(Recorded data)
════════════════════

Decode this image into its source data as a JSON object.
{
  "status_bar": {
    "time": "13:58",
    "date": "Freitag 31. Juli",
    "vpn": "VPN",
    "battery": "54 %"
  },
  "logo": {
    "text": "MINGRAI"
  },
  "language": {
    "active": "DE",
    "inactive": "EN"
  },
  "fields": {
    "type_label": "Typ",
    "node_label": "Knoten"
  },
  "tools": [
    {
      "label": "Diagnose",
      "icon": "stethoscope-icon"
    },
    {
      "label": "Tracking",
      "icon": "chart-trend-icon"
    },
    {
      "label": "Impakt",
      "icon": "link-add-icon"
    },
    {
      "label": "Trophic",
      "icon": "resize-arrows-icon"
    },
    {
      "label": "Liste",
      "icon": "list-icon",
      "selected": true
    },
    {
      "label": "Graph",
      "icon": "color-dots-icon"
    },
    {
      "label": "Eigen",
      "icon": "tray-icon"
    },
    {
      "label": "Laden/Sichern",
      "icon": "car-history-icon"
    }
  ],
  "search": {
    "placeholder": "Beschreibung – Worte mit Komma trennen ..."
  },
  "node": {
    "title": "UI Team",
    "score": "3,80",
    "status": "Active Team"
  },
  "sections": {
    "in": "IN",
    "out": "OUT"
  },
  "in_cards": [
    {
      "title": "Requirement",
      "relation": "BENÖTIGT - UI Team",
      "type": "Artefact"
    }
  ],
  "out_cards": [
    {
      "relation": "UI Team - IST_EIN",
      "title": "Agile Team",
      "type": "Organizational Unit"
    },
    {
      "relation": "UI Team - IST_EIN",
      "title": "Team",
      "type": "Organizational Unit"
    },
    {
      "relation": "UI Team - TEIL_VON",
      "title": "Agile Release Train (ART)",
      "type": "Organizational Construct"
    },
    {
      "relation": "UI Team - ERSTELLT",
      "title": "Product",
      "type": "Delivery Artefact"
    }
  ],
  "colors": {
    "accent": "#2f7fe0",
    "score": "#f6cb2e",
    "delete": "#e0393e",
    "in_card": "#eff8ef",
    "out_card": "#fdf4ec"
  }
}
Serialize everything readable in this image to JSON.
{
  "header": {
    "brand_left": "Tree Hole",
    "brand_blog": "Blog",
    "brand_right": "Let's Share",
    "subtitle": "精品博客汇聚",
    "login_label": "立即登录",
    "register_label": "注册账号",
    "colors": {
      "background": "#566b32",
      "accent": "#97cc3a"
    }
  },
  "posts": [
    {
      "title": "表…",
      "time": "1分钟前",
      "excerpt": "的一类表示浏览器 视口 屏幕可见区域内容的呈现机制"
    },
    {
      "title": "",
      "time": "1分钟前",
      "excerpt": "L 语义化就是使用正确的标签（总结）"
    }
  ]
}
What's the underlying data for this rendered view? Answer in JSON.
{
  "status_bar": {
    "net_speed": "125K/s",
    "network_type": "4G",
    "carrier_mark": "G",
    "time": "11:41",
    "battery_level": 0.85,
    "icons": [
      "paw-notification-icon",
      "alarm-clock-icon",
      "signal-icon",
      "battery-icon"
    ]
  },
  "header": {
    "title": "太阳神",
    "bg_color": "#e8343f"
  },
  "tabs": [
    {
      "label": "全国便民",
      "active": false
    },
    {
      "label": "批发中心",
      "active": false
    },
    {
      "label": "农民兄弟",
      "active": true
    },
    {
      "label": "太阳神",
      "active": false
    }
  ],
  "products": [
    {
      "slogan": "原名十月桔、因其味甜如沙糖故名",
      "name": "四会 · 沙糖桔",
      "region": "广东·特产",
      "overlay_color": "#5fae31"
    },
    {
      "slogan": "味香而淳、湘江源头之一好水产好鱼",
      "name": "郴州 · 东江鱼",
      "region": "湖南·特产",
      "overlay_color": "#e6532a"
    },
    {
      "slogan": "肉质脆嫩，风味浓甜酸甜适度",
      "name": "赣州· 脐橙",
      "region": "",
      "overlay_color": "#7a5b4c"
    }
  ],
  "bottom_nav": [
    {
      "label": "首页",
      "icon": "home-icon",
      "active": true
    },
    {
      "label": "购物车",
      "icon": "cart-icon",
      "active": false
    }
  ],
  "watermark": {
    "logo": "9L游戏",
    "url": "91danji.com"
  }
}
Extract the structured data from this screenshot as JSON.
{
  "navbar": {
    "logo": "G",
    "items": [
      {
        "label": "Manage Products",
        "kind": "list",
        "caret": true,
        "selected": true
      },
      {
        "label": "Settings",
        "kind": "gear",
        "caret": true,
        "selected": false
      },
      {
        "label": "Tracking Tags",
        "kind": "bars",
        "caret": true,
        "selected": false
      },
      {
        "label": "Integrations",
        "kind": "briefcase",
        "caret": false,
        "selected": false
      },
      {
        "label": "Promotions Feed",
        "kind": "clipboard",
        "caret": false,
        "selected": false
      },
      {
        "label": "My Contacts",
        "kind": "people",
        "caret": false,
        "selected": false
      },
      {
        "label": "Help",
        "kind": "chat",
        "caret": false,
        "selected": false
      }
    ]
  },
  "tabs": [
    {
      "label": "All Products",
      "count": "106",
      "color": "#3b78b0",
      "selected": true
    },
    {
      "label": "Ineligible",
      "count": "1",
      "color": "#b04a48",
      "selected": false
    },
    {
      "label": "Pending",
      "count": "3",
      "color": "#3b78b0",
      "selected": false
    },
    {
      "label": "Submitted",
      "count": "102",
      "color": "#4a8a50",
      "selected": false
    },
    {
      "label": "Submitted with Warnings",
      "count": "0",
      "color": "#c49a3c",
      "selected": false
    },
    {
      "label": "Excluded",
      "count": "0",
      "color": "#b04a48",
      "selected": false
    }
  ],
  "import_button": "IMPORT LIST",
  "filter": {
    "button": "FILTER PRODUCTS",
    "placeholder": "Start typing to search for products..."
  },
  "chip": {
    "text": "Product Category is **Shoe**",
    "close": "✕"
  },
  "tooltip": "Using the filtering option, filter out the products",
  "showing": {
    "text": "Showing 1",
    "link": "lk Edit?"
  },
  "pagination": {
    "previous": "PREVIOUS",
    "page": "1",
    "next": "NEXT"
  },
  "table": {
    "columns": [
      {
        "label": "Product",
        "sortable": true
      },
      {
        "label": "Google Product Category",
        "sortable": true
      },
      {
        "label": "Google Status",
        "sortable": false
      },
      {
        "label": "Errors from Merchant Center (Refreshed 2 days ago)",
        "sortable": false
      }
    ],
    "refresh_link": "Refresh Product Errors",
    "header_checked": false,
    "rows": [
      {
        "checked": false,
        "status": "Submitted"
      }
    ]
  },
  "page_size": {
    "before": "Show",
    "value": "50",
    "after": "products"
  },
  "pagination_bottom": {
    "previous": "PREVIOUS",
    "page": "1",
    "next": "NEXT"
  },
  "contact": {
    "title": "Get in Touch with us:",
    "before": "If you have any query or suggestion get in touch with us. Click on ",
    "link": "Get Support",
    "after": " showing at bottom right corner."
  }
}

════════════════════

- Task details -
Repeat every entry word for word.

- Final result -
Decode this image into its source data as a JSON object.
{
  "status_bar": {
    "time": "13:58",
    "date": "Freitag 31. Juli",
    "vpn": "VPN",
    "battery": "54 %"
  },
  "logo": {
    "text": "MINGRAI"
  },
  "language": {
    "active": "DE",
    "inactive": "EN"
  },
  "fields": {
    "type_label": "Typ",
    "node_label": "Knoten"
  },
  "tools": [
    {
      "label": "Diagnose",
      "icon": "stethoscope-icon"
    },
    {
      "label": "Tracking",
      "icon": "chart-trend-icon"
    },
    {
      "label": "Impakt",
      "icon": "link-add-icon"
    },
    {
      "label": "Trophic",
      "icon": "resize-arrows-icon"
    },
    {
      "label": "Liste",
      "icon": "list-icon",
      "selected": true
    },
    {
      "label": "Graph",
      "icon": "color-dots-icon"
    },
    {
      "label": "Eigen",
      "icon": "tray-icon"
    },
    {
      "label": "Laden/Sichern",
      "icon": "car-history-icon"
    }
  ],
  "search": {
    "placeholder": "Beschreibung – Worte mit Komma trennen ..."
  },
  "node": {
    "title": "UI Team",
    "score": "3,80",
    "status": "Active Team"
  },
  "sections": {
    "in": "IN",
    "out": "OUT"
  },
  "in_cards": [
    {
      "title": "Requirement",
      "relation": "BENÖTIGT - UI Team",
      "type": "Artefact"
    }
  ],
  "out_cards": [
    {
      "relation": "UI Team - IST_EIN",
      "title": "Agile Team",
      "type": "Organizational Unit"
    },
    {
      "relation": "UI Team - IST_EIN",
      "title": "Team",
      "type": "Organizational Unit"
    },
    {
      "relation": "UI Team - TEIL_VON",
      "title": "Agile Release Train (ART)",
      "type": "Organizational Construct"
    },
    {
      "relation": "UI Team - ERSTELLT",
      "title": "Product",
      "type": "Delivery Artefact"
    }
  ],
  "colors": {
    "accent": "#2f7fe0",
    "score": "#f6cb2e",
    "delete": "#e0393e",
    "in_card": "#eff8ef",
    "out_card": "#fdf4ec"
  }
}
Serialize everything readable in this image to JSON.
{
  "header": {
    "brand_left": "Tree Hole",
    "brand_blog": "Blog",
    "brand_right": "Let's Share",
    "subtitle": "精品博客汇聚",
    "login_label": "立即登录",
    "register_label": "注册账号",
    "colors": {
      "background": "#566b32",
      "accent": "#97cc3a"
    }
  },
  "posts": [
    {
      "title": "表…",
      "time": "1分钟前",
      "excerpt": "的一类表示浏览器 视口 屏幕可见区域内容的呈现机制"
    },
    {
      "title": "",
      "time": "1分钟前",
      "excerpt": "L 语义化就是使用正确的标签（总结）"
    }
  ]
}
What's the underlying data for this rendered view? Answer in JSON.
{
  "status_bar": {
    "net_speed": "125K/s",
    "network_type": "4G",
    "carrier_mark": "G",
    "time": "11:41",
    "battery_level": 0.85,
    "icons": [
      "paw-notification-icon",
      "alarm-clock-icon",
      "signal-icon",
      "battery-icon"
    ]
  },
  "header": {
    "title": "太阳神",
    "bg_color": "#e8343f"
  },
  "tabs": [
    {
      "label": "全国便民",
      "active": false
    },
    {
      "label": "批发中心",
      "active": false
    },
    {
      "label": "农民兄弟",
      "active": true
    },
    {
      "label": "太阳神",
      "active": false
    }
  ],
  "products": [
    {
      "slogan": "原名十月桔、因其味甜如沙糖故名",
      "name": "四会 · 沙糖桔",
      "region": "广东·特产",
      "overlay_color": "#5fae31"
    },
    {
      "slogan": "味香而淳、湘江源头之一好水产好鱼",
      "name": "郴州 · 东江鱼",
      "region": "湖南·特产",
      "overlay_color": "#e6532a"
    },
    {
      "slogan": "肉质脆嫩，风味浓甜酸甜适度",
      "name": "赣州· 脐橙",
      "region": "",
      "overlay_color": "#7a5b4c"
    }
  ],
  "bottom_nav": [
    {
      "label": "首页",
      "icon": "home-icon",
      "active": true
    },
    {
      "label": "购物车",
      "icon": "cart-icon",
      "active": false
    }
  ],
  "watermark": {
    "logo": "9L游戏",
    "url": "91danji.com"
  }
}
Extract the structured data from this screenshot as JSON.
{
  "navbar": {
    "logo": "G",
    "items": [
      {
        "label": "Manage Products",
        "kind": "list",
        "caret": true,
        "selected": true
      },
      {
        "label": "Settings",
        "kind": "gear",
        "caret": true,
        "selected": false
      },
      {
        "label": "Tracking Tags",
        "kind": "bars",
        "caret": true,
        "selected": false
      },
      {
        "label": "Integrations",
        "kind": "briefcase",
        "caret": false,
        "selected": false
      },
      {
        "label": "Promotions Feed",
        "kind": "clipboard",
        "caret": false,
        "selected": false
      },
      {
        "label": "My Contacts",
        "kind": "people",
        "caret": false,
        "selected": false
      },
      {
        "label": "Help",
        "kind": "chat",
        "caret": false,
        "selected": false
      }
    ]
  },
  "tabs": [
    {
      "label": "All Products",
      "count": "106",
      "color": "#3b78b0",
      "selected": true
    },
    {
      "label": "Ineligible",
      "count": "1",
      "color": "#b04a48",
      "selected": false
    },
    {
      "label": "Pending",
      "count": "3",
      "color": "#3b78b0",
      "selected": false
    },
    {
      "label": "Submitted",
      "count": "102",
      "color": "#4a8a50",
      "selected": false
    },
    {
      "label": "Submitted with Warnings",
      "count": "0",
      "color": "#c49a3c",
      "selected": false
    },
    {
      "label": "Excluded",
      "count": "0",
      "color": "#b04a48",
      "selected": false
    }
  ],
  "import_button": "IMPORT LIST",
  "filter": {
    "button": "FILTER PRODUCTS",
    "placeholder": "Start typing to search for products..."
  },
  "chip": {
    "text": "Product Category is **Shoe**",
    "close": "✕"
  },
  "tooltip": "Using the filtering option, filter out the products",
  "showing": {
    "text": "Showing 1",
    "link": "lk Edit?"
  },
  "pagination": {
    "previous": "PREVIOUS",
    "page": "1",
    "next": "NEXT"
  },
  "table": {
    "columns": [
      {
        "label": "Product",
        "sortable": true
      },
      {
        "label": "Google Product Category",
        "sortable": true
      },
      {
        "label": "Google Status",
        "sortable": false
      },
      {
        "label": "Errors from Merchant Center (Refreshed 2 days ago)",
        "sortable": false
      }
    ],
    "refresh_link": "Refresh Product Errors",
    "header_checked": false,
    "rows": [
      {
        "checked": false,
        "status": "Submitted"
      }
    ]
  },
  "page_size": {
    "before": "Show",
    "value": "50",
    "after": "products"
  },
  "pagination_bottom": {
    "previous": "PREVIOUS",
    "page": "1",
    "next": "NEXT"
  },
  "contact": {
    "title": "Get in Touch with us:",
    "before": "If you have any query or suggestion get in touch with us. Click on ",
    "link": "Get Support",
    "after": " showing at bottom right corner."
  }
}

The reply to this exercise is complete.